→ **BRIEF**
Extract the records unchanged, starting at their first line and ending with the line that contains "node [111, 101, 123, 113]", both ends included.

* BEGIN *

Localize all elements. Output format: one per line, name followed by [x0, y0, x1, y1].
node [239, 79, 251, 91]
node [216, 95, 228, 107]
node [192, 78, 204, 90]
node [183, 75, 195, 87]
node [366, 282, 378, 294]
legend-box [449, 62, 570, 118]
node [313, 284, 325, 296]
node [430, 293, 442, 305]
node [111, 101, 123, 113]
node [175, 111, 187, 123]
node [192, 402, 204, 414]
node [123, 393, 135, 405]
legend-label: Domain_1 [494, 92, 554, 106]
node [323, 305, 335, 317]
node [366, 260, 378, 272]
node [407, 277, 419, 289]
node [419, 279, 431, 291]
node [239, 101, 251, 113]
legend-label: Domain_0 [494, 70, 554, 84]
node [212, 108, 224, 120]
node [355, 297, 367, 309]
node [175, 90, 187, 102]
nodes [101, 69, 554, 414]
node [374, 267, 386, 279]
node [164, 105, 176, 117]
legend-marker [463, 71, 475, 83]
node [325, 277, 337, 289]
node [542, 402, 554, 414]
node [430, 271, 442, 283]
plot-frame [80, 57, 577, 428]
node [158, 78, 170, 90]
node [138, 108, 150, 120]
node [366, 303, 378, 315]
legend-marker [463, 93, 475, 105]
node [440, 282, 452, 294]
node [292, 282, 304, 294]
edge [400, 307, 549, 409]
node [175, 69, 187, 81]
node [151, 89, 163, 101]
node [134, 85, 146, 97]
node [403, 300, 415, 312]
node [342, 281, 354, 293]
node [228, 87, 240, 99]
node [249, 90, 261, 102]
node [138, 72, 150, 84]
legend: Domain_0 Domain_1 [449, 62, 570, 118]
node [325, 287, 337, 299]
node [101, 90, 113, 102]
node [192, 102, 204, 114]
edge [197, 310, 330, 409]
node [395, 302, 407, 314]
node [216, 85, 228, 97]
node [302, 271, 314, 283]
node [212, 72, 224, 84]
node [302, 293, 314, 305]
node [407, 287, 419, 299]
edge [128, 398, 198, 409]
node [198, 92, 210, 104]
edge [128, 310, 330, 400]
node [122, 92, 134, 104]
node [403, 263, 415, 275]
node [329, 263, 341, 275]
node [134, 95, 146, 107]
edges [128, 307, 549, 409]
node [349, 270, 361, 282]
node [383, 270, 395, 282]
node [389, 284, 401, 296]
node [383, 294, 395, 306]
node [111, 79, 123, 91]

* END *

→ **FINAL RESULT**
Localize all elements. Output format: one per line, name followed by [x0, y0, x1, y1].
node [239, 79, 251, 91]
node [216, 95, 228, 107]
node [192, 78, 204, 90]
node [183, 75, 195, 87]
node [366, 282, 378, 294]
legend-box [449, 62, 570, 118]
node [313, 284, 325, 296]
node [430, 293, 442, 305]
node [111, 101, 123, 113]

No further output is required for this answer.